>> START Input

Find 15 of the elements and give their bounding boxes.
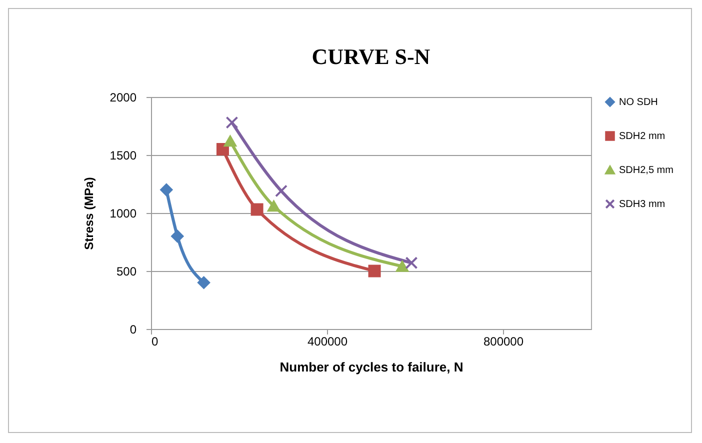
legend-label: SDH2 mm <box>619 131 666 142</box>
x-tick-label: 0 <box>152 334 158 348</box>
y-tick-label: 0 <box>130 322 137 336</box>
y-tick-label: 2000 <box>110 90 137 104</box>
chart-title: CURVE S-N <box>312 44 430 69</box>
x-axis-title: Number of cycles to failure, N <box>280 360 464 374</box>
y-tick-label: 1000 <box>110 206 137 220</box>
x-tick-label: 400000 <box>307 334 348 348</box>
legend-label: SDH3 mm <box>619 199 666 210</box>
y-tick-label: 500 <box>116 264 137 278</box>
y-axis-title: Stress (MPa) <box>82 177 96 250</box>
legend-label: NO SDH <box>619 97 658 108</box>
x-tick-label: 800000 <box>483 334 524 348</box>
legend-label: SDH2,5 mm <box>619 165 674 176</box>
y-tick-label: 1500 <box>110 148 137 162</box>
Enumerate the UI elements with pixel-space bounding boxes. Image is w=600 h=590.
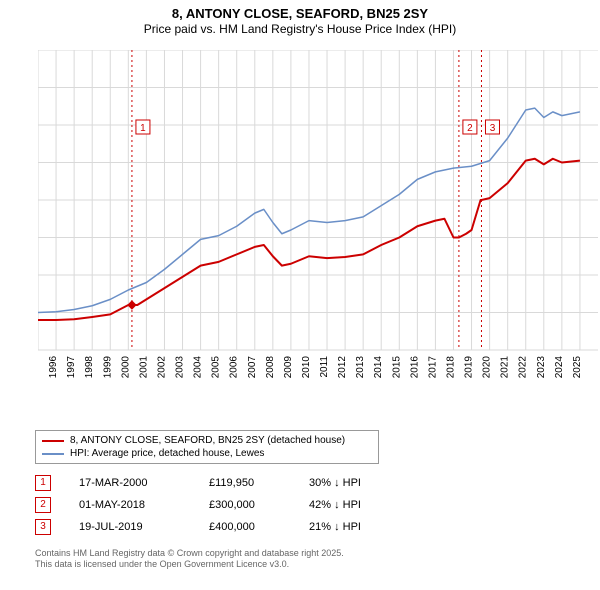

>> END Input

Copy the records above line for line, word for word, omitting the pictures.

Find 15 of the elements and give their bounding boxes.
legend-label: SDH2 mm <box>619 131 666 142</box>
x-tick-label: 0 <box>152 334 158 348</box>
y-tick-label: 0 <box>130 322 137 336</box>
y-tick-label: 2000 <box>110 90 137 104</box>
chart-title: CURVE S-N <box>312 44 430 69</box>
x-axis-title: Number of cycles to failure, N <box>280 360 464 374</box>
y-tick-label: 1000 <box>110 206 137 220</box>
x-tick-label: 400000 <box>307 334 348 348</box>
legend-label: SDH3 mm <box>619 199 666 210</box>
y-tick-label: 500 <box>116 264 137 278</box>
y-axis-title: Stress (MPa) <box>82 177 96 250</box>
legend-label: NO SDH <box>619 97 658 108</box>
x-tick-label: 800000 <box>483 334 524 348</box>
legend-label: SDH2,5 mm <box>619 165 674 176</box>
y-tick-label: 1500 <box>110 148 137 162</box>
Enumerate the UI elements with pixel-space bounding boxes. Image is w=600 h=590.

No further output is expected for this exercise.